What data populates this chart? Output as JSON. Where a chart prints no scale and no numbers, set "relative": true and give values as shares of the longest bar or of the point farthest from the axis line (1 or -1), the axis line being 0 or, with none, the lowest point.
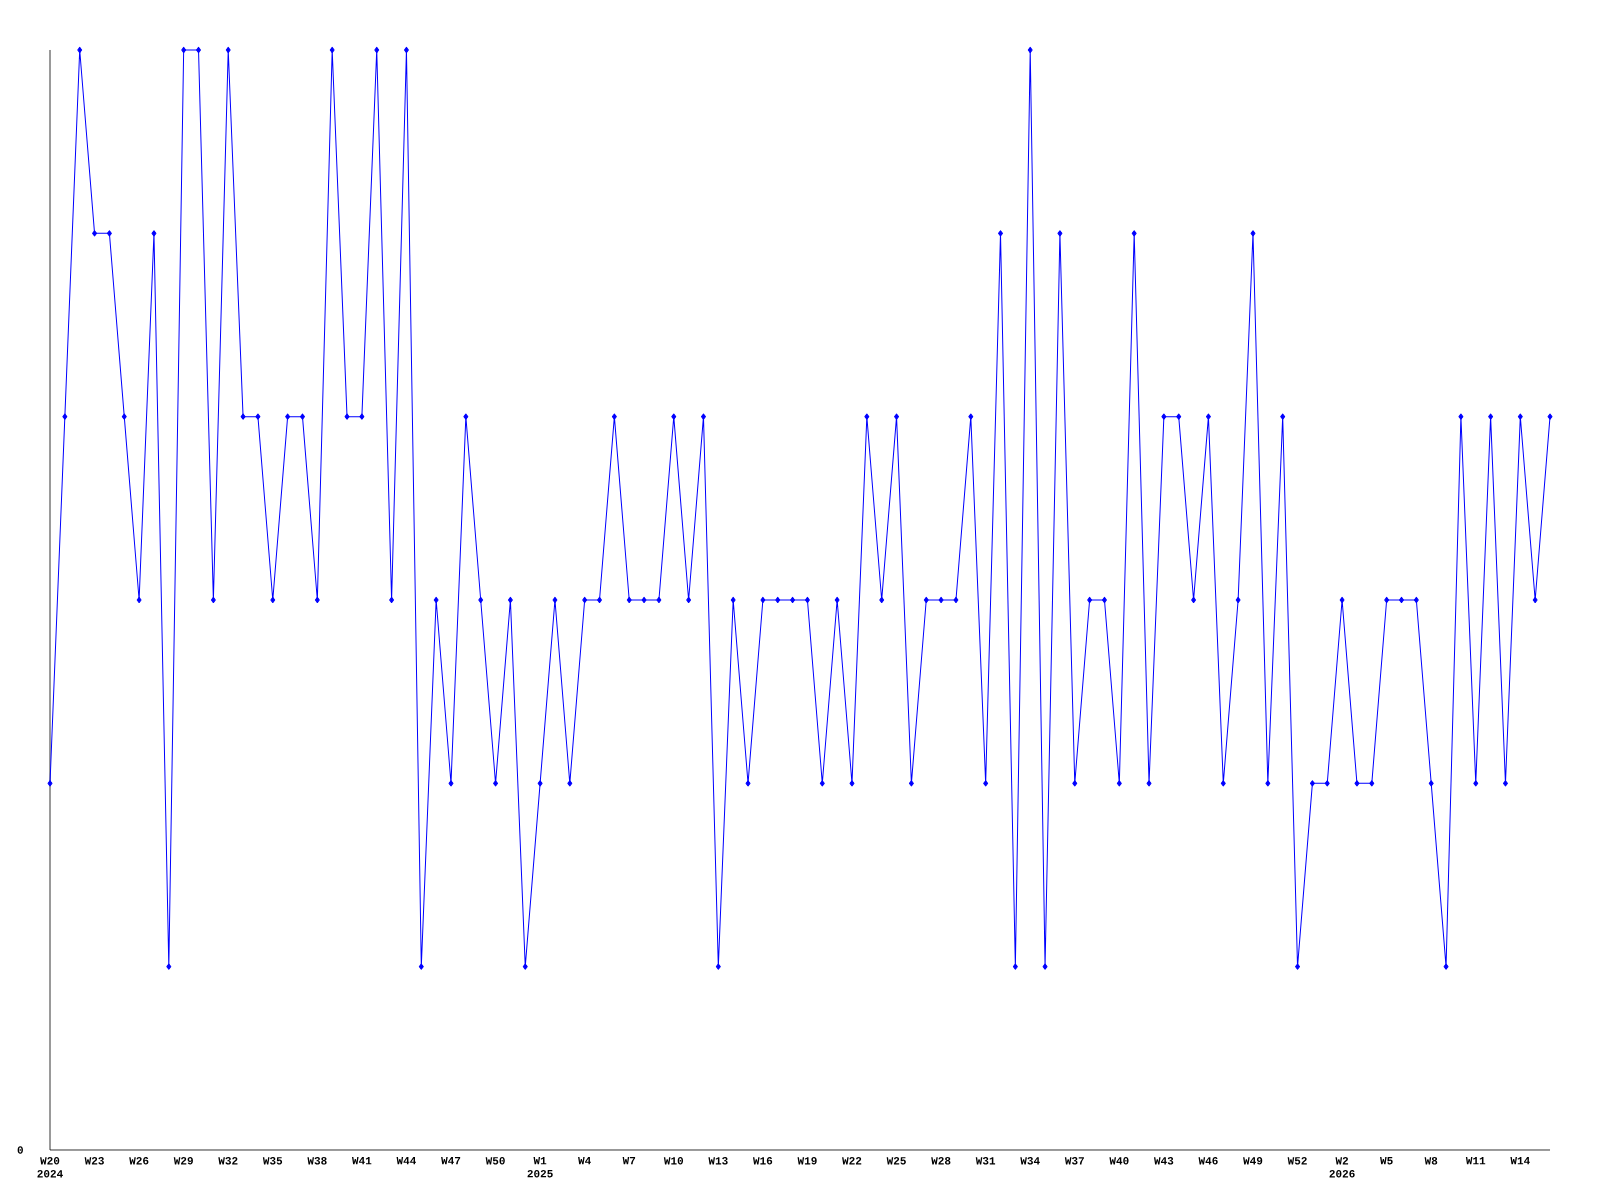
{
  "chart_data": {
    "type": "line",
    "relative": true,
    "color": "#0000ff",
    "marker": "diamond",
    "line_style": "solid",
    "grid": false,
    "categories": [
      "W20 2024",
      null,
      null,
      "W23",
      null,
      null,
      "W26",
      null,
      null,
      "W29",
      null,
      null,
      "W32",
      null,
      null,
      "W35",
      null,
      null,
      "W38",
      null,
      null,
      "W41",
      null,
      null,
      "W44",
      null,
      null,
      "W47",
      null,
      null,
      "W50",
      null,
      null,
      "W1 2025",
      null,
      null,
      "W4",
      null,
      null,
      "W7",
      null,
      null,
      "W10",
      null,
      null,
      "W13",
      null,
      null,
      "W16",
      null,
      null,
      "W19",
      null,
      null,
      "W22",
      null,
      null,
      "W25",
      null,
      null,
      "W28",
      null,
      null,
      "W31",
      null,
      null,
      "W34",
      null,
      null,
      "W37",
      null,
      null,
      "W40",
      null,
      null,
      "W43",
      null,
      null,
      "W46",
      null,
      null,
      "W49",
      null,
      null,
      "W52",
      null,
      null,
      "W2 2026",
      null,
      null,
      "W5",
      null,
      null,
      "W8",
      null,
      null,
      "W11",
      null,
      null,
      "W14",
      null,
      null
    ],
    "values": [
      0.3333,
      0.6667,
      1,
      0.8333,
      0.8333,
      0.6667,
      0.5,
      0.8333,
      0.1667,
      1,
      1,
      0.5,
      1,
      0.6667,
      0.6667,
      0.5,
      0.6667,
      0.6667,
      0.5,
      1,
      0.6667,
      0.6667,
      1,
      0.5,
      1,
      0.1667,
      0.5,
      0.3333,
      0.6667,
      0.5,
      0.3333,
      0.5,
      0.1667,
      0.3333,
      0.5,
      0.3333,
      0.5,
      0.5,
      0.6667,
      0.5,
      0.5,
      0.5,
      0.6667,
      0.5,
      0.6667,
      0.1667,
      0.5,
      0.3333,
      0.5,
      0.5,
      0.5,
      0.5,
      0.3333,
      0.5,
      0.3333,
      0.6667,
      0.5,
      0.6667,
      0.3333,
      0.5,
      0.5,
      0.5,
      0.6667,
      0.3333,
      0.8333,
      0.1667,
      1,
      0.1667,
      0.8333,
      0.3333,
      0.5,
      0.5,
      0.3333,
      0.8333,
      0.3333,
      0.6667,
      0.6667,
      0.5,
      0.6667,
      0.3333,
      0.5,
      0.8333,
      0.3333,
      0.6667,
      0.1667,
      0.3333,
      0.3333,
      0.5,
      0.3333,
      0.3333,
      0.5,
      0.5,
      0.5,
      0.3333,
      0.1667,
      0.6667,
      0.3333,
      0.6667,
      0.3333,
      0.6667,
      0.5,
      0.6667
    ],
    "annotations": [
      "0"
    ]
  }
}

--

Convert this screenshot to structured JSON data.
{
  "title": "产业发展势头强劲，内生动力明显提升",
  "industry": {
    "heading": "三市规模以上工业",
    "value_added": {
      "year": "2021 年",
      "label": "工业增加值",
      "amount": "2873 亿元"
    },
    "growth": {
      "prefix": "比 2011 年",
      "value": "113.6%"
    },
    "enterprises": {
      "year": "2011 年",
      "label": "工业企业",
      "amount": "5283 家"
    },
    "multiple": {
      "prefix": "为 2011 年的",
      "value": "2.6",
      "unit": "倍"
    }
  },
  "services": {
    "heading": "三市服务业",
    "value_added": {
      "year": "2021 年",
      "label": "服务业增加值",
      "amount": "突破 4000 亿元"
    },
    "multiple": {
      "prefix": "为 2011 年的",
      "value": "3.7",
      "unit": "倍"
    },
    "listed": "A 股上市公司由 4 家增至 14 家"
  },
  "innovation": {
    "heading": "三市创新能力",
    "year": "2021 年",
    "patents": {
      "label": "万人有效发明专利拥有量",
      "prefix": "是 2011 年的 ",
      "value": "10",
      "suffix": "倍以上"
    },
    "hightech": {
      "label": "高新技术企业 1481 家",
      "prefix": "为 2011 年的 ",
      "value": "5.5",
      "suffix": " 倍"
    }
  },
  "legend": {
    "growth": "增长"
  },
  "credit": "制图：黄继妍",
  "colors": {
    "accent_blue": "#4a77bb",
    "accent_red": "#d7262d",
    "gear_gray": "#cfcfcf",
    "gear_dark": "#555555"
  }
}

- **STATED EXERCISE**: In the entries above, find each line with the string "this" and copy it.

- **CORRECT OUTPUT**:
What data populates this chart? Output as JSON. Where a chart prints no scale and no numbers, set "relative": true and give values as shares of the longest bar or of the point farthest from the axis line (1 or -1), the axis line being 0 or, with none, the lowest point.
Convert this screenshot to structured JSON data.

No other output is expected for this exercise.